PROBLEM
Print every one of the entries below word for word, leaving out the pictures.

[Extracted data entries]
** BEGIN **

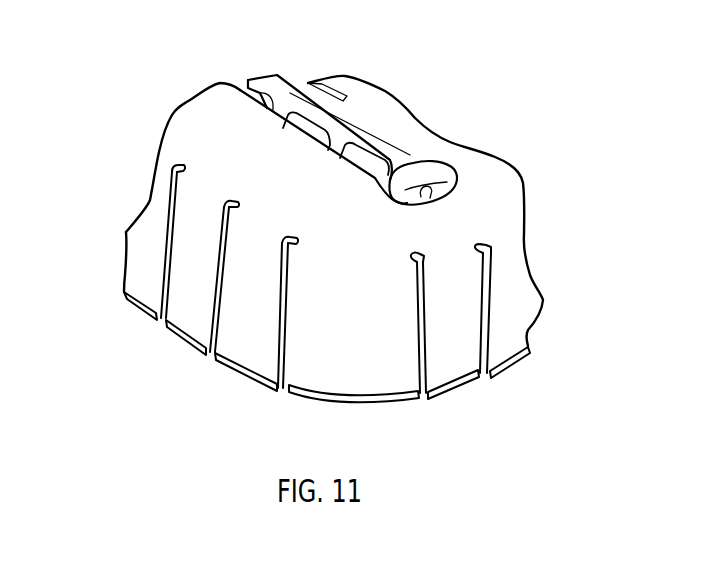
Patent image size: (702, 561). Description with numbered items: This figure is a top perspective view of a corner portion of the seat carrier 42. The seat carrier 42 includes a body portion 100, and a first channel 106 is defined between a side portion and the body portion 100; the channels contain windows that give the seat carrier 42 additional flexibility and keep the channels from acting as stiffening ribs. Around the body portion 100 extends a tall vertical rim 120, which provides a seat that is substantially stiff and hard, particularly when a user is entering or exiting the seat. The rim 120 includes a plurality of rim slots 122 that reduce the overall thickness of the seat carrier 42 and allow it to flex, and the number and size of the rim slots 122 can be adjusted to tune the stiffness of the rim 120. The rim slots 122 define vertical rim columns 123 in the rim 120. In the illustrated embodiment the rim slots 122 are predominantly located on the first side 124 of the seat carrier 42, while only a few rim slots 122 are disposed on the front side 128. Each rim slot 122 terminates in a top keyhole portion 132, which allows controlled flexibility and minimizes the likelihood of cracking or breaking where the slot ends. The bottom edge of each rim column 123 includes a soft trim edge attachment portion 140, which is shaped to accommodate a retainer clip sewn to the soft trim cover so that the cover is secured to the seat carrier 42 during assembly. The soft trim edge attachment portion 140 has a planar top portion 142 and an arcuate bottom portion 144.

The seat carrier 42 is at (487, 133).
The body portion 100 is at (390, 110).
The first channel 106 is at (195, 101).
The rim 120 is at (382, 350).
The rim slots 122 is at (153, 326).
The vertical rim columns 123 is at (153, 257).
The first side 124 is at (150, 211).
The front side 128 is at (515, 300).
The top keyhole portion 132 is at (187, 167).
The soft trim edge attachment portion 140 is at (175, 342).
The planar top portion 142 is at (230, 365).
The arcuate bottom portion 144 is at (283, 390).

** END **

RESPONSE TO THIS TASK
Patent image size: (702, 561). Description with numbered items: This figure is a top perspective view of a corner portion of the seat carrier 42. The seat carrier 42 includes a body portion 100, and a first channel 106 is defined between a side portion and the body portion 100; the channels contain windows that give the seat carrier 42 additional flexibility and keep the channels from acting as stiffening ribs. Around the body portion 100 extends a tall vertical rim 120, which provides a seat that is substantially stiff and hard, particularly when a user is entering or exiting the seat. The rim 120 includes a plurality of rim slots 122 that reduce the overall thickness of the seat carrier 42 and allow it to flex, and the number and size of the rim slots 122 can be adjusted to tune the stiffness of the rim 120. The rim slots 122 define vertical rim columns 123 in the rim 120. In the illustrated embodiment the rim slots 122 are predominantly located on the first side 124 of the seat carrier 42, while only a few rim slots 122 are disposed on the front side 128. Each rim slot 122 terminates in a top keyhole portion 132, which allows controlled flexibility and minimizes the likelihood of cracking or breaking where the slot ends. The bottom edge of each rim column 123 includes a soft trim edge attachment portion 140, which is shaped to accommodate a retainer clip sewn to the soft trim cover so that the cover is secured to the seat carrier 42 during assembly. The soft trim edge attachment portion 140 has a planar top portion 142 and an arcuate bottom portion 144.

The seat carrier 42 is at (487, 133).
The body portion 100 is at (390, 110).
The first channel 106 is at (195, 101).
The rim 120 is at (382, 350).
The rim slots 122 is at (153, 326).
The vertical rim columns 123 is at (153, 257).
The first side 124 is at (150, 211).
The front side 128 is at (515, 300).
The top keyhole portion 132 is at (187, 167).
The soft trim edge attachment portion 140 is at (175, 342).
The planar top portion 142 is at (230, 365).
The arcuate bottom portion 144 is at (283, 390).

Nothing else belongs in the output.